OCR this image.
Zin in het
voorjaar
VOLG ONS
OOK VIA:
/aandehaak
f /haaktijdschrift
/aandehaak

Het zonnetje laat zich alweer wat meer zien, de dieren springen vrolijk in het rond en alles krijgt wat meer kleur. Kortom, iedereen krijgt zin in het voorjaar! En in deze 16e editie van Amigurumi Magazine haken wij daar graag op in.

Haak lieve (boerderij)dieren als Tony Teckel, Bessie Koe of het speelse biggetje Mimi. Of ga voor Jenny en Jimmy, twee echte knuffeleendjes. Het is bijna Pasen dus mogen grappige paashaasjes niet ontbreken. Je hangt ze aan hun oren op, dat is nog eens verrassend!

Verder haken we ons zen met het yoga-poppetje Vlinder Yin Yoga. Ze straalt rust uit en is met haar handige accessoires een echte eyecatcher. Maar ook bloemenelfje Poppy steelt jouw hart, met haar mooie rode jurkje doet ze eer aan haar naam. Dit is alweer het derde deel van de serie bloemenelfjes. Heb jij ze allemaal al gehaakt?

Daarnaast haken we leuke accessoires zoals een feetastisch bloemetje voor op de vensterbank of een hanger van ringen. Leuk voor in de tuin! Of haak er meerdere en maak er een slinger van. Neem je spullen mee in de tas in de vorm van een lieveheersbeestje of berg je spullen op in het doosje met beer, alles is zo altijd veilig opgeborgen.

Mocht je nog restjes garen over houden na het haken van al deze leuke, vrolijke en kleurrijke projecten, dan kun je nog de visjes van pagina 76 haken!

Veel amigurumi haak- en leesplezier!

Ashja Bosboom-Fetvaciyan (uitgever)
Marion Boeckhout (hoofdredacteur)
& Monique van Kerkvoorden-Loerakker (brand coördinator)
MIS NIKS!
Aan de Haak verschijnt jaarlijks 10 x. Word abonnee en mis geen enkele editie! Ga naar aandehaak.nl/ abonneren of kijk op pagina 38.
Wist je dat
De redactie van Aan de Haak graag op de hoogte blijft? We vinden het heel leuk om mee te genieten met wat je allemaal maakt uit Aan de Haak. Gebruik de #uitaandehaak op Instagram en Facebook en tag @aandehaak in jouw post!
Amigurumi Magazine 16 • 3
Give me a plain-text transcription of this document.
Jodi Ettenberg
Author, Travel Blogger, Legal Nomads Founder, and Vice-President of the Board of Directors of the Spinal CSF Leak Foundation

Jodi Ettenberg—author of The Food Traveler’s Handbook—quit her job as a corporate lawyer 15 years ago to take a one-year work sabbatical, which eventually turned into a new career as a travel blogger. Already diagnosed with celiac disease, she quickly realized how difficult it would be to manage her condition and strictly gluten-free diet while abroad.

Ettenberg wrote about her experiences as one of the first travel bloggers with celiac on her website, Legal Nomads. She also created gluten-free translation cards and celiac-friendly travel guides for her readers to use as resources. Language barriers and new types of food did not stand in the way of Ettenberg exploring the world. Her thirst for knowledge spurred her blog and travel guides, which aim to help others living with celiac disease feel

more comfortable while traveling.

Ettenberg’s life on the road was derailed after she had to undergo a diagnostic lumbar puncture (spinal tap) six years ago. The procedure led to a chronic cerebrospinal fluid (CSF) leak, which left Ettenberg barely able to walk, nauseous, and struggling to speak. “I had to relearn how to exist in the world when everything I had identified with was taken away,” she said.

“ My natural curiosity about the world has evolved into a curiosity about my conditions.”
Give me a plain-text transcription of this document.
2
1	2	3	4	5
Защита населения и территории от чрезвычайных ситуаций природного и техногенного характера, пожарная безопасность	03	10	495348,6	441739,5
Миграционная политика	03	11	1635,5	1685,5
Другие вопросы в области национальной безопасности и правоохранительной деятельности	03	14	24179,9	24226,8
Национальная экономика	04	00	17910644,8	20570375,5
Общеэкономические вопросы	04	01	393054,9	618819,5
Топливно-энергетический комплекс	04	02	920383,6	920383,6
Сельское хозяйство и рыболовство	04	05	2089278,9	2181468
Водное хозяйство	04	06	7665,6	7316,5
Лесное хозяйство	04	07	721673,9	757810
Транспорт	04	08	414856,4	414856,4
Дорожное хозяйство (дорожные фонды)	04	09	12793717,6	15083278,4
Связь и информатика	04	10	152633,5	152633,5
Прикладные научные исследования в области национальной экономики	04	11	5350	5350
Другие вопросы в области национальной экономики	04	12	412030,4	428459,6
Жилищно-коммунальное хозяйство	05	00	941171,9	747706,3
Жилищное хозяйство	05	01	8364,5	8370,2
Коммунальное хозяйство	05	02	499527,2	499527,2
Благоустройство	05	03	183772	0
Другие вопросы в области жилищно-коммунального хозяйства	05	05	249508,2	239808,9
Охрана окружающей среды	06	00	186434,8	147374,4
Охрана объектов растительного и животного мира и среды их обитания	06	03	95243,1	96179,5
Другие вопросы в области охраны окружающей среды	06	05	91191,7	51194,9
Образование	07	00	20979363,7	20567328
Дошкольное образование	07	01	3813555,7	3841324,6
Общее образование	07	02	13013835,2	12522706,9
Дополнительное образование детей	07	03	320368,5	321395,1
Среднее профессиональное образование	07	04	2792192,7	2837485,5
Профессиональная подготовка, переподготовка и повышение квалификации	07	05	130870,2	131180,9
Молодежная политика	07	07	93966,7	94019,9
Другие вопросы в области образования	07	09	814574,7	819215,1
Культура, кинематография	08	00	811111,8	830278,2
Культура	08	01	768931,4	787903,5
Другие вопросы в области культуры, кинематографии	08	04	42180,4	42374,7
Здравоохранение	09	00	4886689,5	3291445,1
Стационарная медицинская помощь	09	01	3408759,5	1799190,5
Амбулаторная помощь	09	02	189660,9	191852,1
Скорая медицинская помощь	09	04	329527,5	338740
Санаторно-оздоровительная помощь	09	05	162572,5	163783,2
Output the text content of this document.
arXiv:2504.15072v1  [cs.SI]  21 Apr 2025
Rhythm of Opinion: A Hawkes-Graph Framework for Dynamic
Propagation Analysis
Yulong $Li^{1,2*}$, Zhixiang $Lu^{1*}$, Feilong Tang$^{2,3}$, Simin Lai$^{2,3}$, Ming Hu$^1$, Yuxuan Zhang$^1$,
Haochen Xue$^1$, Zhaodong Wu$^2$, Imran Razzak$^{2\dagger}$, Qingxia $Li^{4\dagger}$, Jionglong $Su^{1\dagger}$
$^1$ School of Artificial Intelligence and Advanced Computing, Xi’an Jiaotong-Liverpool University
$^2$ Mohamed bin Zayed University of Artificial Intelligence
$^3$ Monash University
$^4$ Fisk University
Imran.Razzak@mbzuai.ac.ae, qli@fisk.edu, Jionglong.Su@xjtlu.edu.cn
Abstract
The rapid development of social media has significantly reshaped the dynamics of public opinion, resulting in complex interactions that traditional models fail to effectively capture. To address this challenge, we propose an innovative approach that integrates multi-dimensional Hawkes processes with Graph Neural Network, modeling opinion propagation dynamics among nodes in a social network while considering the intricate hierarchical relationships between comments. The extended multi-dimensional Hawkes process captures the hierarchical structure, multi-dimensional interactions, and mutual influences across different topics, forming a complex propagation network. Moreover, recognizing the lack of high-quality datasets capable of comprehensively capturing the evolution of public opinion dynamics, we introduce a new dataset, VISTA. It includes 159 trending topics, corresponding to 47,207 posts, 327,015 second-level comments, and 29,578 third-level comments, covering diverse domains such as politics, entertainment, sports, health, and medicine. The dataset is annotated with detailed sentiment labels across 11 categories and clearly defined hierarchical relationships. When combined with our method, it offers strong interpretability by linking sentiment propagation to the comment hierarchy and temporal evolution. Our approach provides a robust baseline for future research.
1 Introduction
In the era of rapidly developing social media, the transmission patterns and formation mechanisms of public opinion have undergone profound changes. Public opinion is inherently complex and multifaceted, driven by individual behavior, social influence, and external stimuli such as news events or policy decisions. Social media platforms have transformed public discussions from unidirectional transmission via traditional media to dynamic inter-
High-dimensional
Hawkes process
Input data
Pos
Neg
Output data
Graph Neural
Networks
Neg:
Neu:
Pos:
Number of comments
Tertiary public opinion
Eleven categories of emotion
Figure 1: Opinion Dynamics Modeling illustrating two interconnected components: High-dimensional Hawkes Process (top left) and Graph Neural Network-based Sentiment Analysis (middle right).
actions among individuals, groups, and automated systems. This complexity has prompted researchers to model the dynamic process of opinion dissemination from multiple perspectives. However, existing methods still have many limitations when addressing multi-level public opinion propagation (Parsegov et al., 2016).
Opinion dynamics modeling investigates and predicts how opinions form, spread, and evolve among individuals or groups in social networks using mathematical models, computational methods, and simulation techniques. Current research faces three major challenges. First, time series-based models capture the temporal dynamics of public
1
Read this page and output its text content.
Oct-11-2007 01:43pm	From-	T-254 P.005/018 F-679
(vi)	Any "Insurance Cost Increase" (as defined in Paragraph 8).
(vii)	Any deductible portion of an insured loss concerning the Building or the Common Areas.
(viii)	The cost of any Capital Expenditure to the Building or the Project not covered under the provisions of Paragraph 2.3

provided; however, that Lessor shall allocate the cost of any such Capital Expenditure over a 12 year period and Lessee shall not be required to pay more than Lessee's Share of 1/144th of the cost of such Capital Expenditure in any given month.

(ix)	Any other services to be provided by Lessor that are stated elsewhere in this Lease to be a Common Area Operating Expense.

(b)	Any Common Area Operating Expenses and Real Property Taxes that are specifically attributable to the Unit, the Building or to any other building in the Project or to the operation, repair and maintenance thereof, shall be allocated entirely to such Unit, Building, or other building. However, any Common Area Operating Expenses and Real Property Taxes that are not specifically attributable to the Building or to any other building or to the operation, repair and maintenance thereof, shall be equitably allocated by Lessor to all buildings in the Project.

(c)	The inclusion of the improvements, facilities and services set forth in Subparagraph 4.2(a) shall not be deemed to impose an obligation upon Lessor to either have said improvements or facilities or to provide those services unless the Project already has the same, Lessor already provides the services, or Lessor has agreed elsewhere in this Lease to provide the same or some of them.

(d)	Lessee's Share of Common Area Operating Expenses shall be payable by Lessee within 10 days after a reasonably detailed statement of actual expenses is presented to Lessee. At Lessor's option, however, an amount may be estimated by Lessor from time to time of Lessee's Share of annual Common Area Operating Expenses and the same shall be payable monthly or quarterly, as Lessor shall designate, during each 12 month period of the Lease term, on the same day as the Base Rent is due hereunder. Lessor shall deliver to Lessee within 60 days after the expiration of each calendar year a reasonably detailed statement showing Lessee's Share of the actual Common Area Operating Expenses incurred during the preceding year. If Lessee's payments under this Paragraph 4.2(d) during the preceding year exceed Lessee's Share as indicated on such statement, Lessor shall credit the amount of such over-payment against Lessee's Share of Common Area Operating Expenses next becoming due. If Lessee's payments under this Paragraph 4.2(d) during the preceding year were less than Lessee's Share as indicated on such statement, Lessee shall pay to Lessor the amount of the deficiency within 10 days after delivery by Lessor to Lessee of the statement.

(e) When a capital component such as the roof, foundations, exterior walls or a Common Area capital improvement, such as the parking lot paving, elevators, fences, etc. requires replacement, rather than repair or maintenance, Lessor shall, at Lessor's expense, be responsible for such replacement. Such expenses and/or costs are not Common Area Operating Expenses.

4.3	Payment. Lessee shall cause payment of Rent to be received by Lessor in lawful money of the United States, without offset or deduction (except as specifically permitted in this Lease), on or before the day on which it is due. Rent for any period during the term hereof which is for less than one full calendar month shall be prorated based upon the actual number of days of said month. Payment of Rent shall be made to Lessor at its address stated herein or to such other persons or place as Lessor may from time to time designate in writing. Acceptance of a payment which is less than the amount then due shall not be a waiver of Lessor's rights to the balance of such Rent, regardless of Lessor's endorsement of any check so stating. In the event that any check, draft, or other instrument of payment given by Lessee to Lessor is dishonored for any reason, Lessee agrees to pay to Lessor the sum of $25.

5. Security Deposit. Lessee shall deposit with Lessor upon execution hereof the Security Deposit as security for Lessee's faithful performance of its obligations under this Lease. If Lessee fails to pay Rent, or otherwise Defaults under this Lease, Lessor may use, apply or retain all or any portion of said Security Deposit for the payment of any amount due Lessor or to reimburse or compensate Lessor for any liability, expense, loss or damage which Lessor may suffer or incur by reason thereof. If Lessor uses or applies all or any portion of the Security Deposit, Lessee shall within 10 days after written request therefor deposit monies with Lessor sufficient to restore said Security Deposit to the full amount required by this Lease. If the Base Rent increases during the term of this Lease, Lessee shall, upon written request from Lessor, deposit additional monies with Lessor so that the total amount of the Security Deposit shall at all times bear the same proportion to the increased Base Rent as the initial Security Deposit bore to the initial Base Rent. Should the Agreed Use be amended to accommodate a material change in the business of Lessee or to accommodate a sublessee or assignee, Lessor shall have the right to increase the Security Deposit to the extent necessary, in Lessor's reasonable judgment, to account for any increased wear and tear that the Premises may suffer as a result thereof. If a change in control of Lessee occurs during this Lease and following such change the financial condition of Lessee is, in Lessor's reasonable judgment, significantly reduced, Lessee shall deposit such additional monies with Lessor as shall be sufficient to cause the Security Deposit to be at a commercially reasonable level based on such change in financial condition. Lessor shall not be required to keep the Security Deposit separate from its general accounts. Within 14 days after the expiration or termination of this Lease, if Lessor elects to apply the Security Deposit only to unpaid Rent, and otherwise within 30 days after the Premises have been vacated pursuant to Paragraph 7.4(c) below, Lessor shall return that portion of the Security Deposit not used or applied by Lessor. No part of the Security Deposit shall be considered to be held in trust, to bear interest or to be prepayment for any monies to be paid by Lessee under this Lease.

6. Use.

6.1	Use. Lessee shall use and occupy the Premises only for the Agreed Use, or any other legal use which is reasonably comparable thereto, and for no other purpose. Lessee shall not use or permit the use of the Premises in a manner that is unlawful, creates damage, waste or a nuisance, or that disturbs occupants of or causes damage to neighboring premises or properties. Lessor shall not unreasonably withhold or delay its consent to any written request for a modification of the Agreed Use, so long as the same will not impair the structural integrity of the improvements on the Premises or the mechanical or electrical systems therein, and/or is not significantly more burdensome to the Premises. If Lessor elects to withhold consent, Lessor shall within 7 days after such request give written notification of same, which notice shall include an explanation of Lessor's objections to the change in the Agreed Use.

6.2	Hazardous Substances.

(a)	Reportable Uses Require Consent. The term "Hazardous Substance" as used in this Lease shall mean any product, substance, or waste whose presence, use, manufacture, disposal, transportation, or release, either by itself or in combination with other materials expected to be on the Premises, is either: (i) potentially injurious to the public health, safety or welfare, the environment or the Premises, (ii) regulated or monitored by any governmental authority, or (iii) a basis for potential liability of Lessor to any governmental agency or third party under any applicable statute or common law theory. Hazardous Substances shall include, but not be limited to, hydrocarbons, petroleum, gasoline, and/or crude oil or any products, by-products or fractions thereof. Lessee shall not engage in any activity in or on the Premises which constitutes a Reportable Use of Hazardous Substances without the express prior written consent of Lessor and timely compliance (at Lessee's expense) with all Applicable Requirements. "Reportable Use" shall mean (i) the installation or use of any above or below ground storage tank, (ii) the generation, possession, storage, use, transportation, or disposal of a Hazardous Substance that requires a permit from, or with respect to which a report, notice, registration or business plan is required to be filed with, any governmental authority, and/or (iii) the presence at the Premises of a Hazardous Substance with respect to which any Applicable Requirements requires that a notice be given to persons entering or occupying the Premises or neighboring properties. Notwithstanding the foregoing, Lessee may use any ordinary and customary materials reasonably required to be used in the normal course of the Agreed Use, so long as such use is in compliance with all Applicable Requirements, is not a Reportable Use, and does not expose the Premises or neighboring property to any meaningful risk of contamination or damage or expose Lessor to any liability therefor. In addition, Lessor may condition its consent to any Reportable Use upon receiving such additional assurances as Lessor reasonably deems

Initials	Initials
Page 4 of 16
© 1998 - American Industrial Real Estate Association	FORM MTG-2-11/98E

Set problem: Go through the listing above and report how many of its lines contain the word "alweer", with only the number as output.

Correct response: 2